* Start Material provided *

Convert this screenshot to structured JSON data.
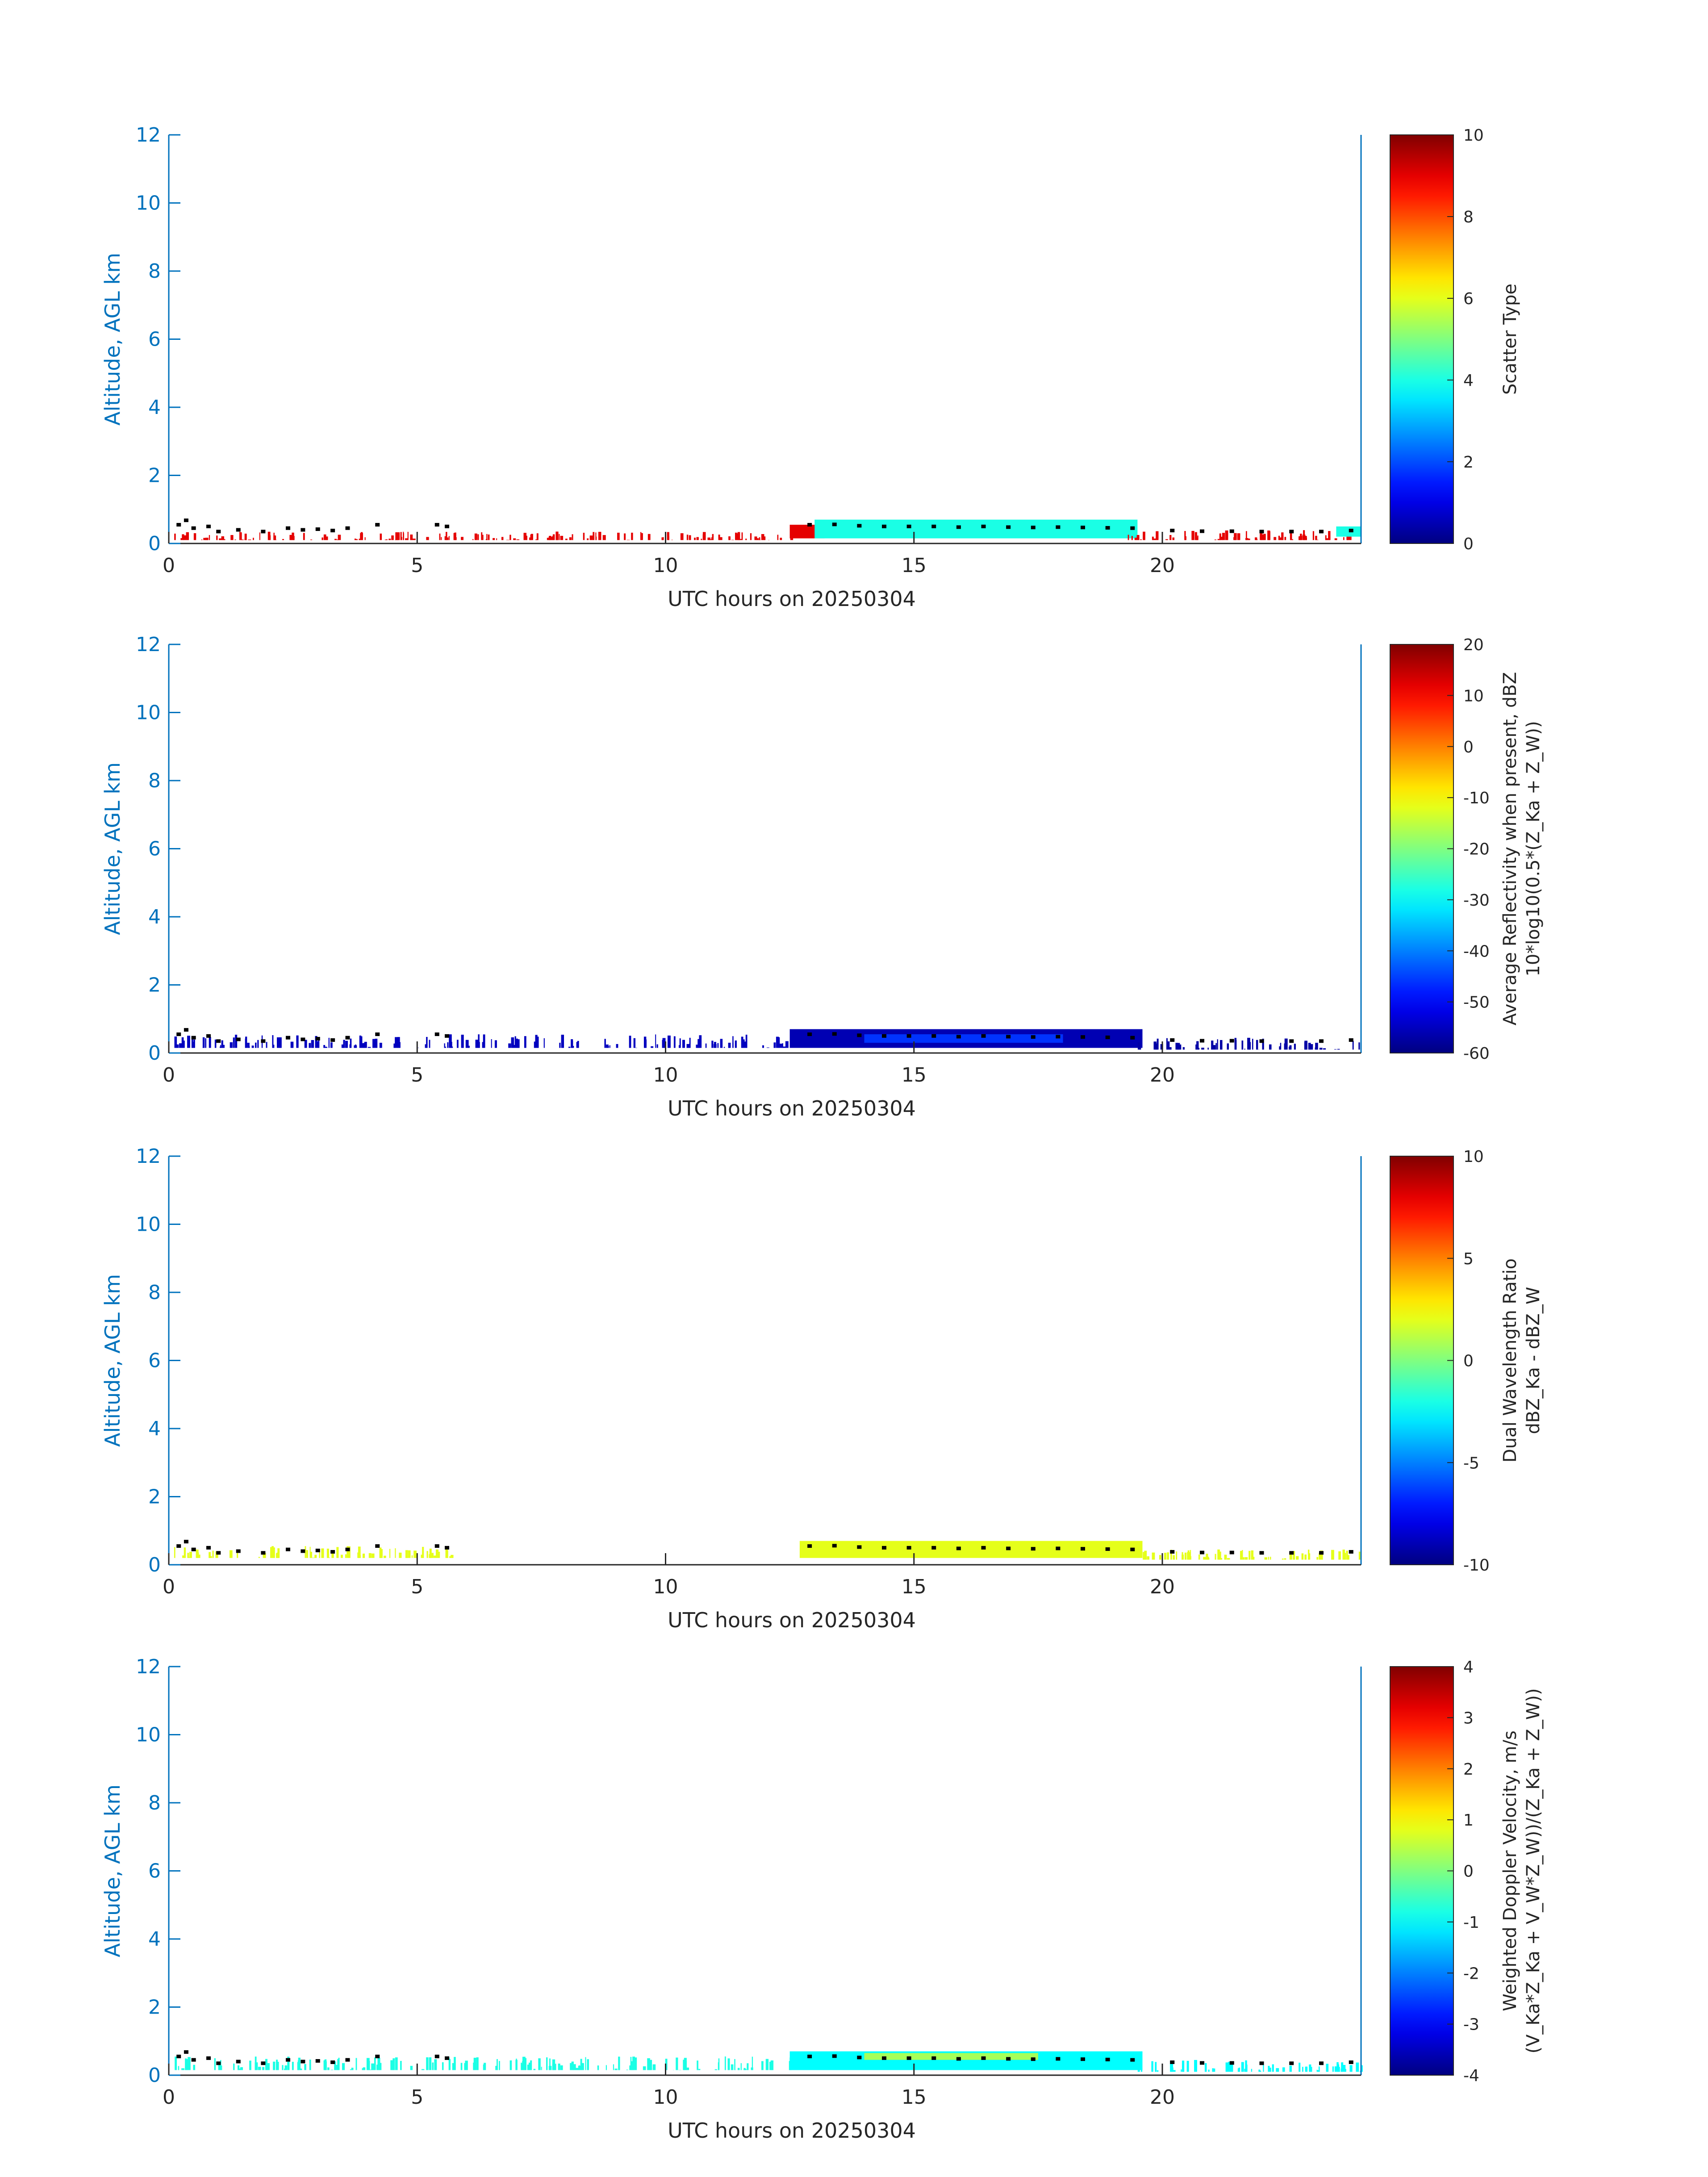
{
  "colors": {
    "y_axis": "#0072BD",
    "x_axis": "#262626",
    "background": "#ffffff",
    "colormap": "jet"
  },
  "chart_data": [
    {
      "type": "heatmap",
      "title": "",
      "xlabel": "UTC hours on 20250304",
      "ylabel": "Altitude, AGL km",
      "xlim": [
        0,
        24
      ],
      "ylim": [
        0,
        12
      ],
      "xticks": [
        0,
        5,
        10,
        15,
        20
      ],
      "yticks": [
        0,
        2,
        4,
        6,
        8,
        10,
        12
      ],
      "colorbar": {
        "label_lines": [
          "Scatter Type"
        ],
        "clim": [
          0,
          10
        ],
        "ticks": [
          "0",
          "2",
          "4",
          "6",
          "8",
          "10"
        ]
      },
      "features": [
        {
          "start": 0.1,
          "end": 12.6,
          "alt_low": 0.1,
          "alt_high": 0.35,
          "value": 9,
          "sparse": true
        },
        {
          "start": 12.5,
          "end": 13.2,
          "alt_low": 0.15,
          "alt_high": 0.55,
          "value": 9,
          "sparse": false
        },
        {
          "start": 13.0,
          "end": 19.5,
          "alt_low": 0.15,
          "alt_high": 0.7,
          "value": 4,
          "sparse": false
        },
        {
          "start": 19.3,
          "end": 24.0,
          "alt_low": 0.1,
          "alt_high": 0.4,
          "value": 9,
          "sparse": true
        },
        {
          "start": 23.5,
          "end": 24.0,
          "alt_low": 0.2,
          "alt_high": 0.5,
          "value": 4,
          "sparse": false
        }
      ]
    },
    {
      "type": "heatmap",
      "title": "",
      "xlabel": "UTC hours on 20250304",
      "ylabel": "Altitude, AGL km",
      "xlim": [
        0,
        24
      ],
      "ylim": [
        0,
        12
      ],
      "xticks": [
        0,
        5,
        10,
        15,
        20
      ],
      "yticks": [
        0,
        2,
        4,
        6,
        8,
        10,
        12
      ],
      "colorbar": {
        "label_lines": [
          "Average Reflectivity when present, dBZ",
          "10*log10(0.5*(Z_Ka + Z_W))"
        ],
        "clim": [
          -60,
          20
        ],
        "ticks": [
          "-60",
          "-50",
          "-40",
          "-30",
          "-20",
          "-10",
          "0",
          "10",
          "20"
        ]
      },
      "features": [
        {
          "start": 0.1,
          "end": 12.5,
          "alt_low": 0.15,
          "alt_high": 0.55,
          "value": -55,
          "sparse": true
        },
        {
          "start": 12.5,
          "end": 19.6,
          "alt_low": 0.15,
          "alt_high": 0.7,
          "value": -56,
          "sparse": false
        },
        {
          "start": 14.0,
          "end": 18.0,
          "alt_low": 0.3,
          "alt_high": 0.55,
          "value": -46,
          "sparse": false
        },
        {
          "start": 19.5,
          "end": 24.0,
          "alt_low": 0.1,
          "alt_high": 0.45,
          "value": -57,
          "sparse": true
        }
      ]
    },
    {
      "type": "heatmap",
      "title": "",
      "xlabel": "UTC hours on 20250304",
      "ylabel": "Altitude, AGL km",
      "xlim": [
        0,
        24
      ],
      "ylim": [
        0,
        12
      ],
      "xticks": [
        0,
        5,
        10,
        15,
        20
      ],
      "yticks": [
        0,
        2,
        4,
        6,
        8,
        10,
        12
      ],
      "colorbar": {
        "label_lines": [
          "Dual Wavelength Ratio",
          "dBZ_Ka - dBZ_W"
        ],
        "clim": [
          -10,
          10
        ],
        "ticks": [
          "-10",
          "-5",
          "0",
          "5",
          "10"
        ]
      },
      "features": [
        {
          "start": 0.1,
          "end": 5.8,
          "alt_low": 0.2,
          "alt_high": 0.55,
          "value": 2,
          "sparse": true
        },
        {
          "start": 12.7,
          "end": 19.6,
          "alt_low": 0.2,
          "alt_high": 0.7,
          "value": 2,
          "sparse": false
        },
        {
          "start": 19.6,
          "end": 24.0,
          "alt_low": 0.15,
          "alt_high": 0.45,
          "value": 2,
          "sparse": true
        }
      ]
    },
    {
      "type": "heatmap",
      "title": "",
      "xlabel": "UTC hours on 20250304",
      "ylabel": "Altitude, AGL km",
      "xlim": [
        0,
        24
      ],
      "ylim": [
        0,
        12
      ],
      "xticks": [
        0,
        5,
        10,
        15,
        20
      ],
      "yticks": [
        0,
        2,
        4,
        6,
        8,
        10,
        12
      ],
      "colorbar": {
        "label_lines": [
          "Weighted Doppler Velocity, m/s",
          "(V_Ka*Z_Ka + V_W*Z_W))/(Z_Ka + Z_W))"
        ],
        "clim": [
          -4,
          4
        ],
        "ticks": [
          "-4",
          "-3",
          "-2",
          "-1",
          "0",
          "1",
          "2",
          "3",
          "4"
        ]
      },
      "features": [
        {
          "start": 0.1,
          "end": 12.5,
          "alt_low": 0.15,
          "alt_high": 0.55,
          "value": -0.8,
          "sparse": true
        },
        {
          "start": 12.5,
          "end": 19.6,
          "alt_low": 0.15,
          "alt_high": 0.7,
          "value": -1.0,
          "sparse": false
        },
        {
          "start": 14.0,
          "end": 17.5,
          "alt_low": 0.45,
          "alt_high": 0.65,
          "value": 0.3,
          "sparse": false
        },
        {
          "start": 19.5,
          "end": 24.0,
          "alt_low": 0.1,
          "alt_high": 0.45,
          "value": -1.0,
          "sparse": true
        }
      ]
    }
  ],
  "overlay": {
    "color": "#000000",
    "description_points": [
      [
        0.2,
        0.55
      ],
      [
        0.35,
        0.68
      ],
      [
        0.5,
        0.45
      ],
      [
        0.8,
        0.5
      ],
      [
        1.0,
        0.35
      ],
      [
        1.4,
        0.4
      ],
      [
        1.9,
        0.35
      ],
      [
        2.4,
        0.45
      ],
      [
        2.7,
        0.4
      ],
      [
        3.0,
        0.42
      ],
      [
        3.3,
        0.38
      ],
      [
        3.6,
        0.45
      ],
      [
        4.2,
        0.55
      ],
      [
        5.4,
        0.55
      ],
      [
        5.6,
        0.5
      ],
      [
        12.9,
        0.55
      ],
      [
        13.4,
        0.56
      ],
      [
        13.9,
        0.52
      ],
      [
        14.4,
        0.5
      ],
      [
        14.9,
        0.5
      ],
      [
        15.4,
        0.5
      ],
      [
        15.9,
        0.48
      ],
      [
        16.4,
        0.5
      ],
      [
        16.9,
        0.48
      ],
      [
        17.4,
        0.47
      ],
      [
        17.9,
        0.48
      ],
      [
        18.4,
        0.47
      ],
      [
        18.9,
        0.46
      ],
      [
        19.4,
        0.45
      ],
      [
        20.2,
        0.38
      ],
      [
        20.8,
        0.36
      ],
      [
        21.4,
        0.36
      ],
      [
        22.0,
        0.35
      ],
      [
        22.6,
        0.35
      ],
      [
        23.2,
        0.35
      ],
      [
        23.8,
        0.38
      ]
    ]
  }
}
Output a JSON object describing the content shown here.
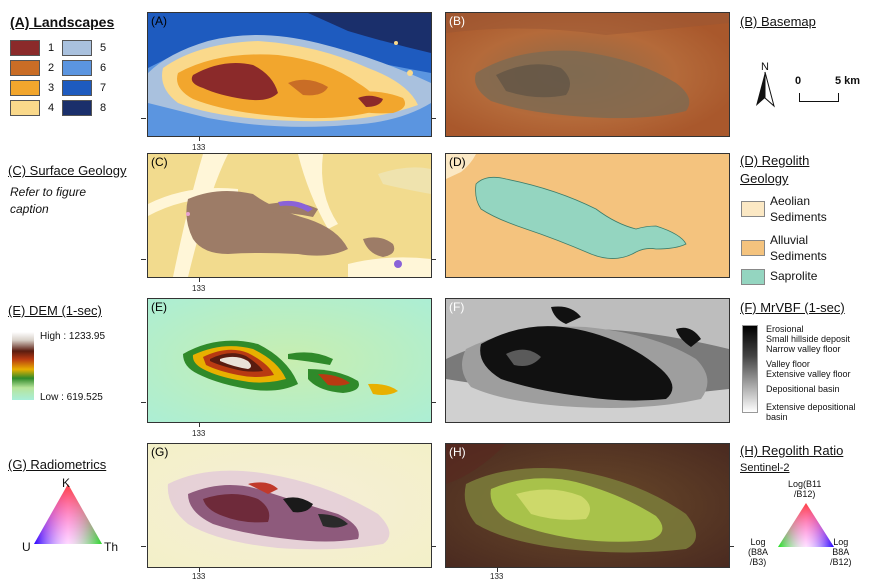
{
  "colors": {
    "landscape": [
      "#8b2a2a",
      "#c96d26",
      "#f2a62d",
      "#fad98b",
      "#a9c1de",
      "#5b95e0",
      "#1e5bbf",
      "#1a2f6b"
    ],
    "regolith_aeolian": "#fbe8c4",
    "regolith_alluvial": "#f4c37e",
    "regolith_saprolite": "#94d5c0"
  },
  "left_titles": {
    "a": "(A) Landscapes",
    "c": "(C) Surface Geology",
    "e": "(E) DEM (1-sec)",
    "g": "(G) Radiometrics"
  },
  "right_titles": {
    "b": "(B) Basemap",
    "d": "(D) Regolith",
    "d2": "Geology",
    "f": "(F)  MrVBF (1-sec)",
    "h": "(H) Regolith Ratio",
    "h_sub": "Sentinel-2"
  },
  "panel_labels": {
    "a": "(A)",
    "b": "(B)",
    "c": "(C)",
    "d": "(D)",
    "e": "(E)",
    "f": "(F)",
    "g": "(G)",
    "h": "(H)"
  },
  "tick_label": "133",
  "landscape_legend": [
    "1",
    "2",
    "3",
    "4",
    "5",
    "6",
    "7",
    "8"
  ],
  "refer_note": "Refer to figure caption",
  "north": "N",
  "scale": {
    "zero": "0",
    "five": "5 km"
  },
  "regolith_legend": {
    "aeolian_1": "Aeolian",
    "aeolian_2": "Sediments",
    "alluvial_1": "Alluvial",
    "alluvial_2": "Sediments",
    "saprolite": "Saprolite"
  },
  "dem_legend": {
    "high": "High : 1233.95",
    "low": "Low : 619.525"
  },
  "mrvbf_legend": [
    "Erosional",
    "Small hillside deposit",
    "Narrow valley floor",
    "Valley floor",
    "Extensive valley floor",
    "Depositional basin",
    "Extensive depositional",
    "basin"
  ],
  "radiometrics": {
    "k": "K",
    "u": "U",
    "th": "Th"
  },
  "ratio": {
    "top_1": "Log(B11",
    "top_2": "/B12)",
    "left_1": "Log",
    "left_2": "(B8A",
    "left_3": "/B3)",
    "right_1": "Log",
    "right_2": "B8A",
    "right_3": "/B12)"
  }
}
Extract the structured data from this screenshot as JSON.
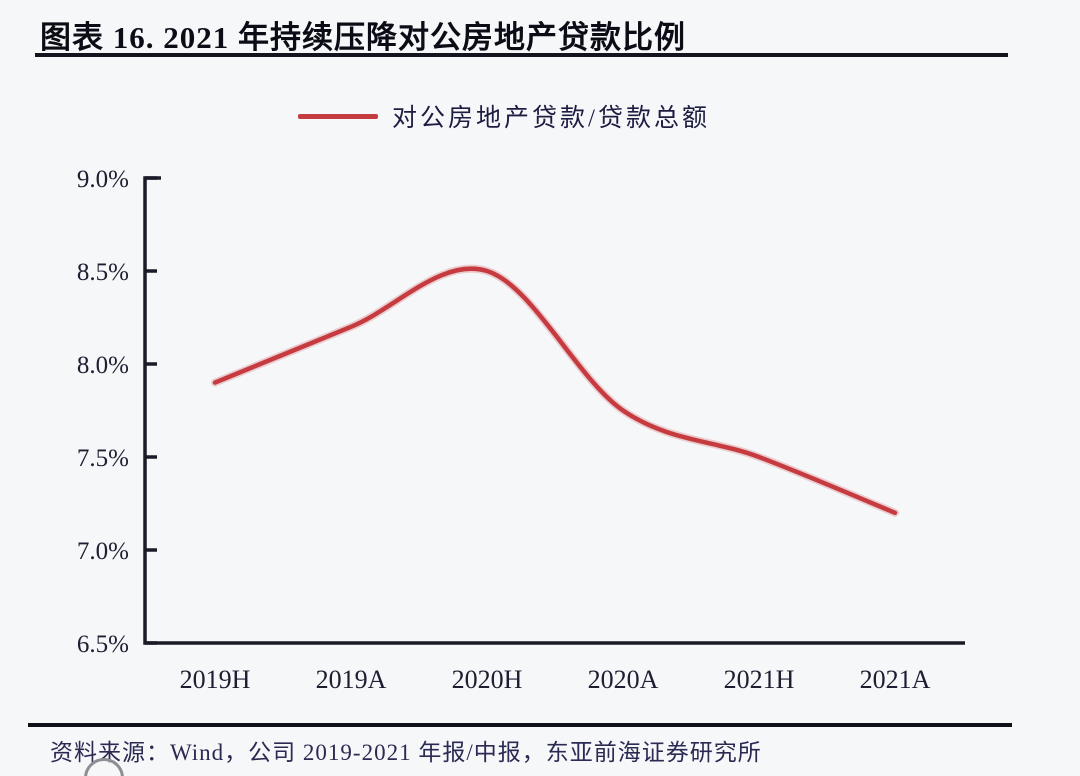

* End Material provided *

Task details
The lines above form a set of records; determine how many of them contain the string "Extensive" and give that number alone.

Exercise output
2